### Data to process
____________________
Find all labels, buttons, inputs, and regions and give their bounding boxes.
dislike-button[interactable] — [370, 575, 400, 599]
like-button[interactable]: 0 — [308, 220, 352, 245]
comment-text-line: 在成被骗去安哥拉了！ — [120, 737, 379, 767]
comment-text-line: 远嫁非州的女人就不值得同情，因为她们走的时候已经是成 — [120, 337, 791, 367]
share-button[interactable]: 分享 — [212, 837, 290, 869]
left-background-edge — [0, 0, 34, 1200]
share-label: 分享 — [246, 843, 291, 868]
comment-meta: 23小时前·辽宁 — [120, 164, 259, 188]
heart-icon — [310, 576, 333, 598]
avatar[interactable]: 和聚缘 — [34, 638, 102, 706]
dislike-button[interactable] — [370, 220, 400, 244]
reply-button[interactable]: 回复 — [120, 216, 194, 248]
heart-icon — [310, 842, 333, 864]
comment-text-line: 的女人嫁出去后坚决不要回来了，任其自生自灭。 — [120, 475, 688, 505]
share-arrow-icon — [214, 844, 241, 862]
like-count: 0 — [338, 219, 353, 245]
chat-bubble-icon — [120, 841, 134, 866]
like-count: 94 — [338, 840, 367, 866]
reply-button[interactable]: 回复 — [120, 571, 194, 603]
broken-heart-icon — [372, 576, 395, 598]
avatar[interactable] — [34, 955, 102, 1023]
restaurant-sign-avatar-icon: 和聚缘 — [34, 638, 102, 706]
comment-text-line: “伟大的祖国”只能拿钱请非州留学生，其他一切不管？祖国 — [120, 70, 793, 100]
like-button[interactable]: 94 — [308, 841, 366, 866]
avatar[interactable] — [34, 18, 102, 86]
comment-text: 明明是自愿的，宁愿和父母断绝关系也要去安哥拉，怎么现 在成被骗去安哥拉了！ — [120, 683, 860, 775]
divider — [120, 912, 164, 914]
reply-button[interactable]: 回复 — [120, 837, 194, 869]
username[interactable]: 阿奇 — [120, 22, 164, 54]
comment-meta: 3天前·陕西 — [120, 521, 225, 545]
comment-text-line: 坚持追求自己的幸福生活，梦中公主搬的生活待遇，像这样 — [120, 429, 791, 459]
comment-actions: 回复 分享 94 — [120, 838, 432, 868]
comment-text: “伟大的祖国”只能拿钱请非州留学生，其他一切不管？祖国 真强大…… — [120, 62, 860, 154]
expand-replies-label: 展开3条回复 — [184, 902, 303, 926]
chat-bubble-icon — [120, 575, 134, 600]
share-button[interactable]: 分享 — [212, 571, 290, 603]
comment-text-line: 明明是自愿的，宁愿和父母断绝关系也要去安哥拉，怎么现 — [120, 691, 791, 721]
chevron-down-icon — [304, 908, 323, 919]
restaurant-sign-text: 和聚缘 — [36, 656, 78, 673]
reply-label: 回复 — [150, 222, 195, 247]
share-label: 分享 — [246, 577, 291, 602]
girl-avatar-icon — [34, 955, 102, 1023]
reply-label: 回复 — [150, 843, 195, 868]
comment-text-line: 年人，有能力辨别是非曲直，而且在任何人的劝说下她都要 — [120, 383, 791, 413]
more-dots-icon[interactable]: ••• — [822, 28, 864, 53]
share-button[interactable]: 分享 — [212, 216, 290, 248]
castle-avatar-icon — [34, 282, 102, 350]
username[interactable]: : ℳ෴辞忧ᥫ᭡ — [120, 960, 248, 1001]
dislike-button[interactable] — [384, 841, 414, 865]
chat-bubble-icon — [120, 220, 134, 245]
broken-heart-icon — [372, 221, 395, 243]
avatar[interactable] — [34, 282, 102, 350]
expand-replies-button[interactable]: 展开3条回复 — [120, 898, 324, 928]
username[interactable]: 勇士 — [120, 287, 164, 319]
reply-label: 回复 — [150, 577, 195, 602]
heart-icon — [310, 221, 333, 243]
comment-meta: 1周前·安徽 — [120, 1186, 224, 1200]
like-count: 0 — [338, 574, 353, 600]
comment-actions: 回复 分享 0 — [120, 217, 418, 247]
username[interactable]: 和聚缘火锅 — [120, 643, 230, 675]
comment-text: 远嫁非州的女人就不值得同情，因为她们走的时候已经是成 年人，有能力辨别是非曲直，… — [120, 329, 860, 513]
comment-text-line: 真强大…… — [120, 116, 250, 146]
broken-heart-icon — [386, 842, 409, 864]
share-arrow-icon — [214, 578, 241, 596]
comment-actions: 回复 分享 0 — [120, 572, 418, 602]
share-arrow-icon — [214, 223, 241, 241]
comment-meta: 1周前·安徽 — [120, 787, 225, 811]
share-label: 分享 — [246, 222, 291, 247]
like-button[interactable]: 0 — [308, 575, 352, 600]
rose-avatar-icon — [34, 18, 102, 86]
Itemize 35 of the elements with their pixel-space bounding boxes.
____________________
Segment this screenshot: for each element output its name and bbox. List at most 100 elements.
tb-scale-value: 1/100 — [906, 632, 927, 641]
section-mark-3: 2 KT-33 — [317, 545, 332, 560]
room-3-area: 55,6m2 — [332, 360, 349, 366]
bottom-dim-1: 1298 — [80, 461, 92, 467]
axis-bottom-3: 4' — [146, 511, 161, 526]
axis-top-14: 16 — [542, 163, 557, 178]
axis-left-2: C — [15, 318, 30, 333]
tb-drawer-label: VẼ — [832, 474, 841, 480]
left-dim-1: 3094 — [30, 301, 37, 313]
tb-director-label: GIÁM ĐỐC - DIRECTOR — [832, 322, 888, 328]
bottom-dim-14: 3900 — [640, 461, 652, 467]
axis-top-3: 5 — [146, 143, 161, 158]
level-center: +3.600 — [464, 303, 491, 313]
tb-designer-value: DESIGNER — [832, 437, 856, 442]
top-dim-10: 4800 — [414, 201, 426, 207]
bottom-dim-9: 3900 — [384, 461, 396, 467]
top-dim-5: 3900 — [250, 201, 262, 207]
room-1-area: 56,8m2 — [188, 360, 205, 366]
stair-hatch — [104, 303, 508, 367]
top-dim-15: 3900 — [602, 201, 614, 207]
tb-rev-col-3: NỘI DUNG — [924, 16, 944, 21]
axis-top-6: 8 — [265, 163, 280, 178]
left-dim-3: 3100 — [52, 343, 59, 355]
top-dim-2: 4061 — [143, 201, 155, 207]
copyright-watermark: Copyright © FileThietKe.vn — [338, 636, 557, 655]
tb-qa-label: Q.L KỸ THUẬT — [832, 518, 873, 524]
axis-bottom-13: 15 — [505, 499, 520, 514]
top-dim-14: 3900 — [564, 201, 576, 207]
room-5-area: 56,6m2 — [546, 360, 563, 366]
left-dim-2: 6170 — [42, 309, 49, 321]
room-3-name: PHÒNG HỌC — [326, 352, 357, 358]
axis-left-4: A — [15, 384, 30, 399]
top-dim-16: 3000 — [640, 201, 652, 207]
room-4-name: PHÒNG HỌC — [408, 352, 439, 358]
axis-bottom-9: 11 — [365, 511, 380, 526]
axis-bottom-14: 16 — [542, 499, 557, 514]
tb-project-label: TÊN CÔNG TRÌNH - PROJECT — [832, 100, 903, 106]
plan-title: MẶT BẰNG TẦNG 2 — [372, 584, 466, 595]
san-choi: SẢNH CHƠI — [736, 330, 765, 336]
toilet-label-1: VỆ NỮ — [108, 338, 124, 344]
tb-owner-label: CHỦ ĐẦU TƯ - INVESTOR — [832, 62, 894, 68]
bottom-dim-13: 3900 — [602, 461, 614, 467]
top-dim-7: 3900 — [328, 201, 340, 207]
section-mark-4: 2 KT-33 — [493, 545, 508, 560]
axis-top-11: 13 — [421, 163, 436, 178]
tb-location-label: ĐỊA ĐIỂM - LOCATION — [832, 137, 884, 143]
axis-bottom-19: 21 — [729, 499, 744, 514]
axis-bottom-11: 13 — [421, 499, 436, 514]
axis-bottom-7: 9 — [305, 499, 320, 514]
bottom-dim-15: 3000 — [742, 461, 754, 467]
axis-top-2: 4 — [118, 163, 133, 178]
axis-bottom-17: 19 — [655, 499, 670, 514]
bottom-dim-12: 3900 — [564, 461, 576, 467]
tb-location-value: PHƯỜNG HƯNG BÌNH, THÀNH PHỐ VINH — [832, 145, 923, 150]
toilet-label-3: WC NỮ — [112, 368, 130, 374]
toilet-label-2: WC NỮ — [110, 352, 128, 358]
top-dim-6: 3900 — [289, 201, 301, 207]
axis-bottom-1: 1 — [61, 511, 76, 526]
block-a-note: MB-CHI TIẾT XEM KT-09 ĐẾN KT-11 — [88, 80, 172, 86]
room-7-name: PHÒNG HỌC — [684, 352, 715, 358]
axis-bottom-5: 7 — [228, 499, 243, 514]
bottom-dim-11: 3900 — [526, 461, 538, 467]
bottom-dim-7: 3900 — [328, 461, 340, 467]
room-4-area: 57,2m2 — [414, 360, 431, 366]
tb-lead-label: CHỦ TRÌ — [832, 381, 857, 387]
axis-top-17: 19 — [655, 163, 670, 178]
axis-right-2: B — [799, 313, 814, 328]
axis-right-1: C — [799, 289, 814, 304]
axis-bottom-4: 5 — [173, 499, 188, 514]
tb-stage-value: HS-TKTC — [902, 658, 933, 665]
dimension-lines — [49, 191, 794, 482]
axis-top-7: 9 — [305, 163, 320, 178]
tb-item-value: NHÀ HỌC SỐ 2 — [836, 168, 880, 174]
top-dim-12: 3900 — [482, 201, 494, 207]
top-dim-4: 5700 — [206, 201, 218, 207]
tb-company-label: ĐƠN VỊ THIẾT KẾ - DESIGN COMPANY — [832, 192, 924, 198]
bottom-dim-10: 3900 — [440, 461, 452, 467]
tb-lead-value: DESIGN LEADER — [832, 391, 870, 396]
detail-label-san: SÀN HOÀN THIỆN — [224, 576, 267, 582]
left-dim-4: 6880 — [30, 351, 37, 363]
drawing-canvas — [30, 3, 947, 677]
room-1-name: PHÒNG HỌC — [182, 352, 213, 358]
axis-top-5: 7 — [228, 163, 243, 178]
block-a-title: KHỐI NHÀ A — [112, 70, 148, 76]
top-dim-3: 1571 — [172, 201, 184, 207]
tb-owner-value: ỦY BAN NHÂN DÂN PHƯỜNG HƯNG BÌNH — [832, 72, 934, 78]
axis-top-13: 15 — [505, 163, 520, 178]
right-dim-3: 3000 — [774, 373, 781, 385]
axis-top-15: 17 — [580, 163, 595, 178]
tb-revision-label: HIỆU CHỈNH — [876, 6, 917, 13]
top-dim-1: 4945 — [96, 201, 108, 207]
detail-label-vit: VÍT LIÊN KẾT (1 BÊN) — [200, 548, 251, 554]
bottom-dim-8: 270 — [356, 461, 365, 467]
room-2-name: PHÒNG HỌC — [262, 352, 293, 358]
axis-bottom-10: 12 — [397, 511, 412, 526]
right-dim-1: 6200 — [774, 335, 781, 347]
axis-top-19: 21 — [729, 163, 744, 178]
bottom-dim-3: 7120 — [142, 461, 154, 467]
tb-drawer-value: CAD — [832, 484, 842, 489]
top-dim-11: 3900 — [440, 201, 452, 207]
____________________
### To be done
Reproduce the material from the line containing "Find all labels, buttons, inputs, and" up to and including the line containing "70, 793, 100]", with no changes.

### Solution to the problem
Find all labels, buttons, inputs, and regions and give their bounding boxes.
dislike-button[interactable] — [370, 575, 400, 599]
like-button[interactable]: 0 — [308, 220, 352, 245]
comment-text-line: 在成被骗去安哥拉了！ — [120, 737, 379, 767]
comment-text-line: 远嫁非州的女人就不值得同情，因为她们走的时候已经是成 — [120, 337, 791, 367]
share-button[interactable]: 分享 — [212, 837, 290, 869]
left-background-edge — [0, 0, 34, 1200]
share-label: 分享 — [246, 843, 291, 868]
comment-meta: 23小时前·辽宁 — [120, 164, 259, 188]
heart-icon — [310, 576, 333, 598]
avatar[interactable]: 和聚缘 — [34, 638, 102, 706]
dislike-button[interactable] — [370, 220, 400, 244]
reply-button[interactable]: 回复 — [120, 216, 194, 248]
heart-icon — [310, 842, 333, 864]
comment-text-line: 的女人嫁出去后坚决不要回来了，任其自生自灭。 — [120, 475, 688, 505]
share-arrow-icon — [214, 844, 241, 862]
like-count: 0 — [338, 219, 353, 245]
chat-bubble-icon — [120, 841, 134, 866]
like-count: 94 — [338, 840, 367, 866]
reply-button[interactable]: 回复 — [120, 571, 194, 603]
broken-heart-icon — [372, 576, 395, 598]
avatar[interactable] — [34, 955, 102, 1023]
restaurant-sign-avatar-icon: 和聚缘 — [34, 638, 102, 706]
comment-text-line: “伟大的祖国”只能拿钱请非州留学生，其他一切不管？祖国 — [120, 70, 793, 100]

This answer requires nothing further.